(TASK REQUIREMENTS): Take all the material and copy it exactly.

(RECORDS FOR THIS TASK):

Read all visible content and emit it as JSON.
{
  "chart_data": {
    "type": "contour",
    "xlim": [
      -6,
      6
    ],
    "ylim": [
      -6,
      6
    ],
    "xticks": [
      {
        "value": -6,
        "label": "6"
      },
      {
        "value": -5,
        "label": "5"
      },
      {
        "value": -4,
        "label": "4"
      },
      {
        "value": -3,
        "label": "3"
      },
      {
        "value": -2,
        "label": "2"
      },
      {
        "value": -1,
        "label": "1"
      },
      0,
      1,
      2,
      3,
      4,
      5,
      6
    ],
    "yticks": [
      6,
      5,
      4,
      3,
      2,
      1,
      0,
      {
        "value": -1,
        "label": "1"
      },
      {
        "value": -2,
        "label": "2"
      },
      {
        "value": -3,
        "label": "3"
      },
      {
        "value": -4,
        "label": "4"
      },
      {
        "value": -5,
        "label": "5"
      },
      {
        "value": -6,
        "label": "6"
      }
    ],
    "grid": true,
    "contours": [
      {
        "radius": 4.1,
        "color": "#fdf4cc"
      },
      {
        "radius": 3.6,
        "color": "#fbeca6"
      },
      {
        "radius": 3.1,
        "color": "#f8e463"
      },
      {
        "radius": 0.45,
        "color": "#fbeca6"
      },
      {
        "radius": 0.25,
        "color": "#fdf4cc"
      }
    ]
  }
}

(EXERCISE ANSWER):
Read all visible content and emit it as JSON.
{
  "chart_data": {
    "type": "contour",
    "xlim": [
      -6,
      6
    ],
    "ylim": [
      -6,
      6
    ],
    "xticks": [
      {
        "value": -6,
        "label": "6"
      },
      {
        "value": -5,
        "label": "5"
      },
      {
        "value": -4,
        "label": "4"
      },
      {
        "value": -3,
        "label": "3"
      },
      {
        "value": -2,
        "label": "2"
      },
      {
        "value": -1,
        "label": "1"
      },
      0,
      1,
      2,
      3,
      4,
      5,
      6
    ],
    "yticks": [
      6,
      5,
      4,
      3,
      2,
      1,
      0,
      {
        "value": -1,
        "label": "1"
      },
      {
        "value": -2,
        "label": "2"
      },
      {
        "value": -3,
        "label": "3"
      },
      {
        "value": -4,
        "label": "4"
      },
      {
        "value": -5,
        "label": "5"
      },
      {
        "value": -6,
        "label": "6"
      }
    ],
    "grid": true,
    "contours": [
      {
        "radius": 4.1,
        "color": "#fdf4cc"
      },
      {
        "radius": 3.6,
        "color": "#fbeca6"
      },
      {
        "radius": 3.1,
        "color": "#f8e463"
      },
      {
        "radius": 0.45,
        "color": "#fbeca6"
      },
      {
        "radius": 0.25,
        "color": "#fdf4cc"
      }
    ]
  }
}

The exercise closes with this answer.